--- Problem to solve ---
Check each line of the material. Copy those containing "tươi".

----- Provided records -----

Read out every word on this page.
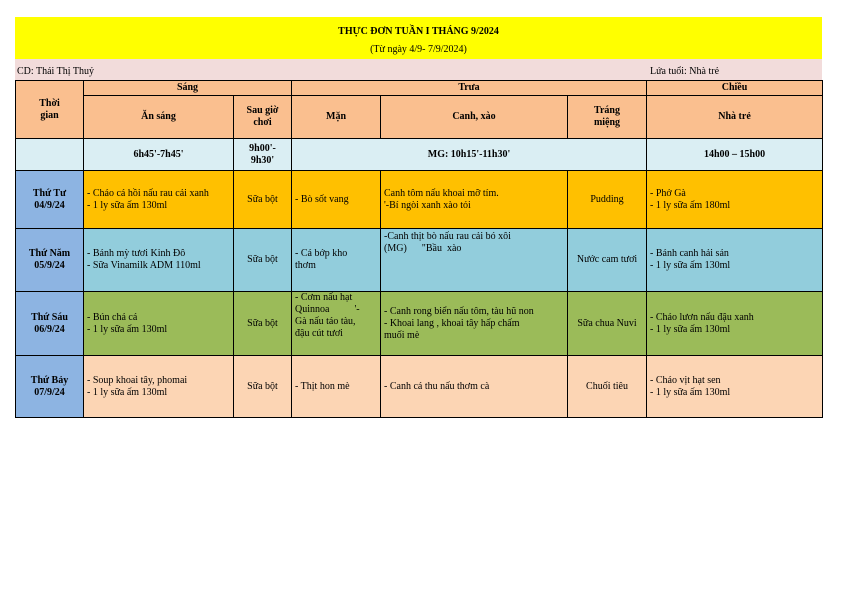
THỰC ĐƠN TUẦN I THÁNG 9/2024
(Từ ngày 4/9- 7/9/2024)
CD: Thái Thị Thuỷ	Lứa tuổi: Nhà trẻ
Thời
gian	Sáng		Trưa			Chiều
	Ăn sáng	Sau giờ
chơi	Mặn	Canh, xào	Tráng
miệng	Nhà trẻ
	6h45'-7h45'	9h00'-
9h30'	MG: 10h15'-11h30'			14h00 – 15h00

Thứ Tư
04/9/24	- Cháo cá hồi nấu rau cải xanh
- 1 ly sữa ấm 130ml	Sữa bột	- Bò sốt vang	Canh tôm nấu khoai mỡ tím.
'-Bí ngòi xanh xào tỏi	Pudding	- Phở Gà
- 1 ly sữa ấm 180ml

Thứ Năm
05/9/24	- Bánh mỳ tươi Kinh Đô
- Sữa Vinamilk ADM 110ml	Sữa bột	- Cá bớp kho
thơm	-Canh thịt bò nấu rau cải bó xôi
(MG)      "Bầu  xào	Nước cam tươi	- Bánh canh hải sản
- 1 ly sữa ấm 130ml

Thứ Sáu
06/9/24	- Bún chả cá
- 1 ly sữa ấm 130ml	Sữa bột	- Cơm nấu hạt
Quinnoa          '-
Gà nấu táo tàu,
đậu cút tươi	- Canh rong biển nấu tôm, tàu hũ non
- Khoai lang , khoai tây hấp chấm
muối mè	Sữa chua Nuvi	- Cháo lươn nấu đậu xanh
- 1 ly sữa ấm 130ml

Thứ Bảy
07/9/24	- Soup khoai tây, phomai
- 1 ly sữa ấm 130ml	Sữa bột	- Thịt hon mè	- Canh cá thu nấu thơm cà	Chuối tiêu	- Cháo vịt hạt sen
- 1 ly sữa ấm 130ml
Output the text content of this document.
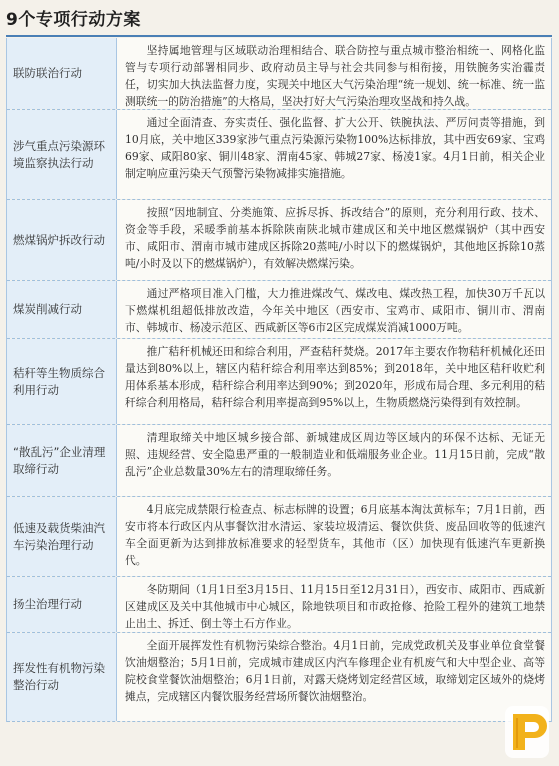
9个专项行动方案
联防联治行动
坚持属地管理与区域联动治理相结合、联合防控与重点城市整治相统一、网格化监管与专项行动部署相同步、政府动员主导与社会共同参与相衔接，用铁腕务实治霾责任，切实加大执法监督力度，实现关中地区大气污染治理“统一规划、统一标准、统一监测联统一的防治措施”的大格局，坚决打好大气污染治理攻坚战和持久战。
涉气重点污染源环境监察执法行动
通过全面清查、夯实责任、强化监督、扩大公开、铁腕执法、严厉问责等措施，到10月底，关中地区339家涉气重点污染源污染物100%达标排放，其中西安69家、宝鸡69家、咸阳80家、铜川48家、渭南45家、韩城27家、杨凌1家。4月1日前，相关企业制定响应重污染天气预警污染物减排实施措施。
燃煤锅炉拆改行动
按照“因地制宜、分类施策、应拆尽拆、拆改结合”的原则，充分利用行政、技术、资金等手段，采暖季前基本拆除陕南陕北城市建成区和关中地区燃煤锅炉（其中西安市、咸阳市、渭南市城市建成区拆除20蒸吨/小时以下的燃煤锅炉，其他地区拆除10蒸吨/小时及以下的燃煤锅炉），有效解决燃煤污染。
煤炭削减行动
通过严格项目准入门槛，大力推进煤改气、煤改电、煤改热工程，加快30万千瓦以下燃煤机组超低排放改造，今年关中地区（西安市、宝鸡市、咸阳市、铜川市、渭南市、韩城市、杨凌示范区、西咸新区等6市2区完成煤炭消减1000万吨。
秸秆等生物质综合利用行动
推广秸秆机械还田和综合利用，严查秸秆焚烧。2017年主要农作物秸秆机械化还田量达到80%以上，辖区内秸秆综合利用率达到85%；到2018年，关中地区秸秆收贮利用体系基本形成，秸秆综合利用率达到90%；到2020年，形成布局合理、多元利用的秸秆综合利用格局，秸秆综合利用率提高到95%以上，生物质燃烧污染得到有效控制。
“散乱污”企业清理取缔行动
清理取缔关中地区城乡接合部、新城建成区周边等区域内的环保不达标、无证无照、违规经营、安全隐患严重的一般制造业和低端服务业企业。11月15日前，完成“散乱污”企业总数量30%左右的清理取缔任务。
低速及载货柴油汽车污染治理行动
4月底完成禁限行检查点、标志标牌的设置；6月底基本淘汰黄标车；7月1日前，西安市将本行政区内从事餐饮泔水清运、家装垃圾清运、餐饮供货、废品回收等的低速汽车全面更新为达到排放标准要求的轻型货车，其他市（区）加快现有低速汽车更新换代。
扬尘治理行动
冬防期间（1月1日至3月15日、11月15日至12月31日），西安市、咸阳市、西咸新区建成区及关中其他城市中心城区，除地铁项目和市政抢修、抢险工程外的建筑工地禁止出土、拆迁、倒土等土石方作业。
挥发性有机物污染整治行动
全面开展挥发性有机物污染综合整治。4月1日前，完成党政机关及事业单位食堂餐饮油烟整治；5月1日前，完成城市建成区内汽车修理企业有机废气和大中型企业、高等院校食堂餐饮油烟整治；6月1日前，对露天烧烤划定经营区域，取缔划定区域外的烧烤摊点，完成辖区内餐饮服务经营场所餐饮油烟整治。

-----

--- Result below ---
05/9/24	- Bánh mỳ tươi Kinh Đô
(MG)      "Bầu  xào	Nước cam tươi	- Bánh canh hải sản
đậu cút tươi	- Canh rong biển nấu tôm, tàu hũ non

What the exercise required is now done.